Exercise goal :: Copy out all of the data exactly as it appears.

Data excerpts ::

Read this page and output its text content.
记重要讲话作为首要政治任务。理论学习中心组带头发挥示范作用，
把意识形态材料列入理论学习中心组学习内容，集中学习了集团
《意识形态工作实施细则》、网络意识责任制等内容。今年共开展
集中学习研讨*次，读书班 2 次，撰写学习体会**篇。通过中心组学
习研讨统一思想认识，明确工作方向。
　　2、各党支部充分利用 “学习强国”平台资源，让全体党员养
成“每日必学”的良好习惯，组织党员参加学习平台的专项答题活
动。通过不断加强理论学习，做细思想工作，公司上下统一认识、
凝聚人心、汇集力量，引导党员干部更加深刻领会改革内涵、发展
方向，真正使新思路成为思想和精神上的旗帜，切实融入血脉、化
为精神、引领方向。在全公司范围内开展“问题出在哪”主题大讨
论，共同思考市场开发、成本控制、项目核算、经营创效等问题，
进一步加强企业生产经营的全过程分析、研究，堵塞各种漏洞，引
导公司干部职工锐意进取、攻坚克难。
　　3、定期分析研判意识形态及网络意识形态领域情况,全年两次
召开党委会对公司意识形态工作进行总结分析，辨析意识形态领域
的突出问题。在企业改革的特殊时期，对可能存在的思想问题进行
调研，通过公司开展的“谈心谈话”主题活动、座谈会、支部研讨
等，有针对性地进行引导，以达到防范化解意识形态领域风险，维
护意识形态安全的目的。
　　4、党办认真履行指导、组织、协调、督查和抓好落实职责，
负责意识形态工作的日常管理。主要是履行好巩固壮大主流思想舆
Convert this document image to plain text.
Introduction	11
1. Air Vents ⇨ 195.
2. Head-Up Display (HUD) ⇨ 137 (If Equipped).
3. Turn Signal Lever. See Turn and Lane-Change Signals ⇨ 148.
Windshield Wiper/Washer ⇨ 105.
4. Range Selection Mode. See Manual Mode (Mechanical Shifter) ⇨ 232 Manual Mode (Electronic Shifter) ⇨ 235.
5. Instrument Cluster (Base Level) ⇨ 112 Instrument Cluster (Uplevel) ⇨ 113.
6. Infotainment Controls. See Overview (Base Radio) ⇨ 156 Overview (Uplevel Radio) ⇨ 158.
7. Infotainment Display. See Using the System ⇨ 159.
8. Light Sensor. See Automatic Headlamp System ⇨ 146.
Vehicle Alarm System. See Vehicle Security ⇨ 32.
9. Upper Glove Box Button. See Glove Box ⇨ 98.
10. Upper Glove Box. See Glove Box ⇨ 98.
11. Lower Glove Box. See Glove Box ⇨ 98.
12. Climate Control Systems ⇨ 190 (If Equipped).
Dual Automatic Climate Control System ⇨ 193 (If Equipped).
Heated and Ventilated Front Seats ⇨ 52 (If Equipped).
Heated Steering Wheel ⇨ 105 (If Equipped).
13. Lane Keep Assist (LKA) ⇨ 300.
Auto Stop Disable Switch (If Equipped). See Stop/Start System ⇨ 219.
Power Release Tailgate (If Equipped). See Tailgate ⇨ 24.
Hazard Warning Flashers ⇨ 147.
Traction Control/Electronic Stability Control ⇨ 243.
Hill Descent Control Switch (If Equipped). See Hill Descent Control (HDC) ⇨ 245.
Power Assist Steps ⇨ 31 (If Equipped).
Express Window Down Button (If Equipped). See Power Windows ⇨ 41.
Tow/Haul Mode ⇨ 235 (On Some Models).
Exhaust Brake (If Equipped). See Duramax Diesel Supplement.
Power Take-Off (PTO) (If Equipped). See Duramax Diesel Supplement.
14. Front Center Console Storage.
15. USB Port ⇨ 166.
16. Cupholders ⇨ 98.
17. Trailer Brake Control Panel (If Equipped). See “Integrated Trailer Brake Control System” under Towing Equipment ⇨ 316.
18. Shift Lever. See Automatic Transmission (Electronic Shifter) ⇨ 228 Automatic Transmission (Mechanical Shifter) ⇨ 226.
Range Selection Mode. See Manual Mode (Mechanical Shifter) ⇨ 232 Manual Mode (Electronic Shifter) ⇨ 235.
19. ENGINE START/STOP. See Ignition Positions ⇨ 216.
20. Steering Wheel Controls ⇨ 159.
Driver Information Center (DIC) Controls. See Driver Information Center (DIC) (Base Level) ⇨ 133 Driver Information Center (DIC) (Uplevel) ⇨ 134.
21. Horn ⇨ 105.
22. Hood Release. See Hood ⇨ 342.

Exercise answer ::
Read this page and output its text content.
记重要讲话作为首要政治任务。理论学习中心组带头发挥示范作用，
把意识形态材料列入理论学习中心组学习内容，集中学习了集团
《意识形态工作实施细则》、网络意识责任制等内容。今年共开展
集中学习研讨*次，读书班 2 次，撰写学习体会**篇。通过中心组学
习研讨统一思想认识，明确工作方向。
　　2、各党支部充分利用 “学习强国”平台资源，让全体党员养
成“每日必学”的良好习惯，组织党员参加学习平台的专项答题活
动。通过不断加强理论学习，做细思想工作，公司上下统一认识、
凝聚人心、汇集力量，引导党员干部更加深刻领会改革内涵、发展
方向，真正使新思路成为思想和精神上的旗帜，切实融入血脉、化
为精神、引领方向。在全公司范围内开展“问题出在哪”主题大讨
论，共同思考市场开发、成本控制、项目核算、经营创效等问题，
进一步加强企业生产经营的全过程分析、研究，堵塞各种漏洞，引
导公司干部职工锐意进取、攻坚克难。
　　3、定期分析研判意识形态及网络意识形态领域情况,全年两次
召开党委会对公司意识形态工作进行总结分析，辨析意识形态领域
的突出问题。在企业改革的特殊时期，对可能存在的思想问题进行
调研，通过公司开展的“谈心谈话”主题活动、座谈会、支部研讨
等，有针对性地进行引导，以达到防范化解意识形态领域风险，维
护意识形态安全的目的。
　　4、党办认真履行指导、组织、协调、督查和抓好落实职责，
负责意识形态工作的日常管理。主要是履行好巩固壮大主流思想舆
Convert this document image to plain text.
Introduction	11
1. Air Vents ⇨ 195.
2. Head-Up Display (HUD) ⇨ 137 (If Equipped).
3. Turn Signal Lever. See Turn and Lane-Change Signals ⇨ 148.
Windshield Wiper/Washer ⇨ 105.
4. Range Selection Mode. See Manual Mode (Mechanical Shifter) ⇨ 232 Manual Mode (Electronic Shifter) ⇨ 235.
5. Instrument Cluster (Base Level) ⇨ 112 Instrument Cluster (Uplevel) ⇨ 113.
6. Infotainment Controls. See Overview (Base Radio) ⇨ 156 Overview (Uplevel Radio) ⇨ 158.
7. Infotainment Display. See Using the System ⇨ 159.
8. Light Sensor. See Automatic Headlamp System ⇨ 146.
Vehicle Alarm System. See Vehicle Security ⇨ 32.
9. Upper Glove Box Button. See Glove Box ⇨ 98.
10. Upper Glove Box. See Glove Box ⇨ 98.
11. Lower Glove Box. See Glove Box ⇨ 98.
12. Climate Control Systems ⇨ 190 (If Equipped).
Dual Automatic Climate Control System ⇨ 193 (If Equipped).
Heated and Ventilated Front Seats ⇨ 52 (If Equipped).
Heated Steering Wheel ⇨ 105 (If Equipped).
13. Lane Keep Assist (LKA) ⇨ 300.
Auto Stop Disable Switch (If Equipped). See Stop/Start System ⇨ 219.
Power Release Tailgate (If Equipped). See Tailgate ⇨ 24.
Hazard Warning Flashers ⇨ 147.
Traction Control/Electronic Stability Control ⇨ 243.
Hill Descent Control Switch (If Equipped). See Hill Descent Control (HDC) ⇨ 245.
Power Assist Steps ⇨ 31 (If Equipped).
Express Window Down Button (If Equipped). See Power Windows ⇨ 41.
Tow/Haul Mode ⇨ 235 (On Some Models).
Exhaust Brake (If Equipped). See Duramax Diesel Supplement.
Power Take-Off (PTO) (If Equipped). See Duramax Diesel Supplement.
14. Front Center Console Storage.
15. USB Port ⇨ 166.
16. Cupholders ⇨ 98.
17. Trailer Brake Control Panel (If Equipped). See “Integrated Trailer Brake Control System” under Towing Equipment ⇨ 316.
18. Shift Lever. See Automatic Transmission (Electronic Shifter) ⇨ 228 Automatic Transmission (Mechanical Shifter) ⇨ 226.
Range Selection Mode. See Manual Mode (Mechanical Shifter) ⇨ 232 Manual Mode (Electronic Shifter) ⇨ 235.
19. ENGINE START/STOP. See Ignition Positions ⇨ 216.
20. Steering Wheel Controls ⇨ 159.
Driver Information Center (DIC) Controls. See Driver Information Center (DIC) (Base Level) ⇨ 133 Driver Information Center (DIC) (Uplevel) ⇨ 134.
21. Horn ⇨ 105.
22. Hood Release. See Hood ⇨ 342.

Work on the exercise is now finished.